### Study material

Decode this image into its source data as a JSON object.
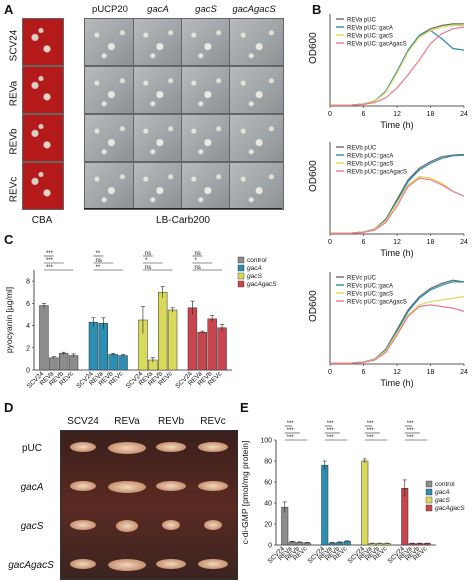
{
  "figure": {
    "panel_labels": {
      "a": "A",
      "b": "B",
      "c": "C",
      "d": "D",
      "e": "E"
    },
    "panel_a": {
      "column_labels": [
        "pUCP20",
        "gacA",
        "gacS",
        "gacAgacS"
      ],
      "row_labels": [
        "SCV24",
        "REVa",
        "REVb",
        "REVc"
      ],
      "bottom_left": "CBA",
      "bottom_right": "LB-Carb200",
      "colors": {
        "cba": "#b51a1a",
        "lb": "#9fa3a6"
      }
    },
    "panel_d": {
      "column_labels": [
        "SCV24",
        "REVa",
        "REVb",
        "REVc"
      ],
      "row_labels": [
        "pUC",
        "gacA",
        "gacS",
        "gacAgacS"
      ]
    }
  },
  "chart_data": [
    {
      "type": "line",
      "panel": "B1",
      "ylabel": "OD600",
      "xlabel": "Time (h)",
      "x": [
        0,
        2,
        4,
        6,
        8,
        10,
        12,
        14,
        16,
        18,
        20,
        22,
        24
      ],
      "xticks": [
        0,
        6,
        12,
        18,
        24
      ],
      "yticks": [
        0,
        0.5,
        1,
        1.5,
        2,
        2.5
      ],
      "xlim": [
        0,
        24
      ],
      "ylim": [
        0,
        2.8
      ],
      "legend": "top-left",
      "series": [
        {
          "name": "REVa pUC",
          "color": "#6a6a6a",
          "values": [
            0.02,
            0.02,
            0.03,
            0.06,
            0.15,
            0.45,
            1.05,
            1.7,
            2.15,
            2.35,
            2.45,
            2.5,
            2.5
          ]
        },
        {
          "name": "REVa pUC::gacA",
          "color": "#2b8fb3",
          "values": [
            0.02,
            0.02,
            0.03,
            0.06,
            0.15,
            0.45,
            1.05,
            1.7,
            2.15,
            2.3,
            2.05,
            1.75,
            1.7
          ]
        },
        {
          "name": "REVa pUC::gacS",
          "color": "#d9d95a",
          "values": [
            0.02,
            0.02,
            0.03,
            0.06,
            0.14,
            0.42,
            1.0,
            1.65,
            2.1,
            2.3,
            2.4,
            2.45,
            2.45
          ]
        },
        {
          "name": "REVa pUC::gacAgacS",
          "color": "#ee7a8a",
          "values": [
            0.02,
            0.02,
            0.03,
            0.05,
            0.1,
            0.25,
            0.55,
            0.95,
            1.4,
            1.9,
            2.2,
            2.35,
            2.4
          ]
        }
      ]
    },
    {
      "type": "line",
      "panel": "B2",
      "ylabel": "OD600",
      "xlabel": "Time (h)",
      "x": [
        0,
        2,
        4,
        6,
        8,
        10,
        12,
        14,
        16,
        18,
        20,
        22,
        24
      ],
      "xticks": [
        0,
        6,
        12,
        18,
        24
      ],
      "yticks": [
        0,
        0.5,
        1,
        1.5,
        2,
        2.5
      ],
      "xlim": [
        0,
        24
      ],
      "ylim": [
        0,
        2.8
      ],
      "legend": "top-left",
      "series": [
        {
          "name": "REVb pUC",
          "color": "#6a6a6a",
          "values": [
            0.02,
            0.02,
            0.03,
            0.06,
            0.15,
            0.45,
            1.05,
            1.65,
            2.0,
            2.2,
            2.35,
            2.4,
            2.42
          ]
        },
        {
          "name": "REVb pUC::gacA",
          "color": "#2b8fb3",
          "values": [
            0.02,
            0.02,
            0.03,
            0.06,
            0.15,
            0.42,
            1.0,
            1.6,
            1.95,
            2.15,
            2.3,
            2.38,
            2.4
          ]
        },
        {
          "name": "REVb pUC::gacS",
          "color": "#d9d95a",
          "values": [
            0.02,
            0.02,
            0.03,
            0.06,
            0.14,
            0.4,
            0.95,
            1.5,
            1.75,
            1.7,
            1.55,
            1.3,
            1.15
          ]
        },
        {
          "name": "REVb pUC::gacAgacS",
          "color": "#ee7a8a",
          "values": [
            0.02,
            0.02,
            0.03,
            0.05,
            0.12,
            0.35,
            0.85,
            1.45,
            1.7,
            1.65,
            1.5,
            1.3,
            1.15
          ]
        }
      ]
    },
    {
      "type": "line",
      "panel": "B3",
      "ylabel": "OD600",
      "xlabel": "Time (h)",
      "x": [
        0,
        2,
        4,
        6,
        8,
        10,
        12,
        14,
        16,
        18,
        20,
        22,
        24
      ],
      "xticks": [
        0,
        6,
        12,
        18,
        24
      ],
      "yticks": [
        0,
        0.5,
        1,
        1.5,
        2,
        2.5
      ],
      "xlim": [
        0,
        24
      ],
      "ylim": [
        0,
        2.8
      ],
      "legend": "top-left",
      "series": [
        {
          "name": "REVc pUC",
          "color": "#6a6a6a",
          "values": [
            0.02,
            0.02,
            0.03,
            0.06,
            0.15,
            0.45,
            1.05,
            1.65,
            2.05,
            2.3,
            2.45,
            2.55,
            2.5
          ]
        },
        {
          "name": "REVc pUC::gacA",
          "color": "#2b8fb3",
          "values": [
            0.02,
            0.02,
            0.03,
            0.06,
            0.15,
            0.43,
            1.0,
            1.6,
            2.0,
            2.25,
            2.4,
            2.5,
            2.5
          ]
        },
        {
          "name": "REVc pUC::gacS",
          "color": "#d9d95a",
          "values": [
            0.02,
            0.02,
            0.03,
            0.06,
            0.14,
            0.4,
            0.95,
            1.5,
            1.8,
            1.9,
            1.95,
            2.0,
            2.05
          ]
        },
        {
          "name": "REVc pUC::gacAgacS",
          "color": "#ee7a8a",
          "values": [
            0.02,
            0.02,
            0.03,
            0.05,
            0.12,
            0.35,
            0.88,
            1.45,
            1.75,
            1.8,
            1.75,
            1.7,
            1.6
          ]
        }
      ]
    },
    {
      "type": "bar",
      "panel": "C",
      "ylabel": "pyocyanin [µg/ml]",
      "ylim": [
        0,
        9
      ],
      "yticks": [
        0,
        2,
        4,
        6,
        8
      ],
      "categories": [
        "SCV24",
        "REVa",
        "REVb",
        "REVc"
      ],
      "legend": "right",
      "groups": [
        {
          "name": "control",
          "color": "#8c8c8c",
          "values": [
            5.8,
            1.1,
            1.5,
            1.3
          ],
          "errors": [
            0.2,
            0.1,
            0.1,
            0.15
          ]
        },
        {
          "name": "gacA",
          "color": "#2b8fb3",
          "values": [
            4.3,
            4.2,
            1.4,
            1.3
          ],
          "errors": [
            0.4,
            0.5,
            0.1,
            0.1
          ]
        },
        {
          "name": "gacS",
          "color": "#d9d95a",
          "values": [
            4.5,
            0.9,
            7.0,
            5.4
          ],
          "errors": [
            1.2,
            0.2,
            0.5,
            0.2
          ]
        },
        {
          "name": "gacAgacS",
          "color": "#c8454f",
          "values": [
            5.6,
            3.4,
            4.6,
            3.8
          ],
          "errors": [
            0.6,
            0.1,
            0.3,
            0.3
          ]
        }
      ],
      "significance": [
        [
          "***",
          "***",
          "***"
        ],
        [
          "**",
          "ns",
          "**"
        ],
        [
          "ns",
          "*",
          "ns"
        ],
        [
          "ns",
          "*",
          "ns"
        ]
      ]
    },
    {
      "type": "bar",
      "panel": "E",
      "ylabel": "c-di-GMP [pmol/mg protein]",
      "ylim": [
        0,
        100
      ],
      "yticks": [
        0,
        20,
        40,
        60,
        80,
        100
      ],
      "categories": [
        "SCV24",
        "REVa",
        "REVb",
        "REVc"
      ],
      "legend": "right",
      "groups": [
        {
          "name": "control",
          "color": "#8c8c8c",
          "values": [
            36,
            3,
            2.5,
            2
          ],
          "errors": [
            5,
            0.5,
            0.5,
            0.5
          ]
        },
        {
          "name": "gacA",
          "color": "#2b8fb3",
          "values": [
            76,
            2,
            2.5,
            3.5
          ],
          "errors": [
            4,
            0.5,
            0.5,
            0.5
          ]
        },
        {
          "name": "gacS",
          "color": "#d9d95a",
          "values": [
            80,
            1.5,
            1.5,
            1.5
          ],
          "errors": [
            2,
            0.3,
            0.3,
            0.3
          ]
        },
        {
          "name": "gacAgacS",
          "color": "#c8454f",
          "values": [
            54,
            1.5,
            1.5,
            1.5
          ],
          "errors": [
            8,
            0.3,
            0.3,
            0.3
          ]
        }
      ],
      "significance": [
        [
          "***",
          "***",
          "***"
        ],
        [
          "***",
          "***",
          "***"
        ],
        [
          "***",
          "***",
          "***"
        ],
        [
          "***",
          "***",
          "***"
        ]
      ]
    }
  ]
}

######
### Study material

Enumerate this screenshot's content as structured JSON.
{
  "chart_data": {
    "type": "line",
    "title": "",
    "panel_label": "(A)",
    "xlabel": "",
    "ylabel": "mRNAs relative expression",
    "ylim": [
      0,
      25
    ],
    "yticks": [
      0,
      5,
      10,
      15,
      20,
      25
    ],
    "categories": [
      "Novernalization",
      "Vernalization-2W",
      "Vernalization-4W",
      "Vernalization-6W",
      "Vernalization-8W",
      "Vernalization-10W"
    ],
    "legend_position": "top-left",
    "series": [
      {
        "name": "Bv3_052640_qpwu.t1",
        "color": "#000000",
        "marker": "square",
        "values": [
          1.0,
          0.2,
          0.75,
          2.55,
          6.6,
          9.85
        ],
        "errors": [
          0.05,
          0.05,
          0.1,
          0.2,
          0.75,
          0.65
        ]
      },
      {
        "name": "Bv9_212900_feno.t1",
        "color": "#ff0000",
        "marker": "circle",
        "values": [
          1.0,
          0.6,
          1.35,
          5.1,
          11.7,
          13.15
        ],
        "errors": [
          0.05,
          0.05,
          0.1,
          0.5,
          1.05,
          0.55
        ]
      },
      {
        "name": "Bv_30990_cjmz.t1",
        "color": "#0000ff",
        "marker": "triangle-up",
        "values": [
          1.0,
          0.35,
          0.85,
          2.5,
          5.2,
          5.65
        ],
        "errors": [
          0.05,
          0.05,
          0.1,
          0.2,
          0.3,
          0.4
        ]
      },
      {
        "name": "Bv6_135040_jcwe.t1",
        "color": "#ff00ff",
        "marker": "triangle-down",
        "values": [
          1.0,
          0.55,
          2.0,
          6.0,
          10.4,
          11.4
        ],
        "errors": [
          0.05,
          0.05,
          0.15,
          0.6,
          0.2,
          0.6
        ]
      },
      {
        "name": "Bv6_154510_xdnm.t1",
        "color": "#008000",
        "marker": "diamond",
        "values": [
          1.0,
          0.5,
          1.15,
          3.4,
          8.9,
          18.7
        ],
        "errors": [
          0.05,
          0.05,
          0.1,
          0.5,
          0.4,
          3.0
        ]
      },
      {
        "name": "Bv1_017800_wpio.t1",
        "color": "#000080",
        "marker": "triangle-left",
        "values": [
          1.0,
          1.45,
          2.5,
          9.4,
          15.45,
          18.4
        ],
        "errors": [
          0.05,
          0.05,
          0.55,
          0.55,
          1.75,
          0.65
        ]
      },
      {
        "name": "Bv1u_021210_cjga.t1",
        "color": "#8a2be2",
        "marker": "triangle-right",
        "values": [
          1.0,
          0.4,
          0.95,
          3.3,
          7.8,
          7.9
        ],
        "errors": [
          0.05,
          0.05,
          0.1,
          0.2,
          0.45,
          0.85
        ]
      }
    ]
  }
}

######

- _Problem to solve_:
State only how many lines above hold the string "triangle".

- _Solution for this problem_:
4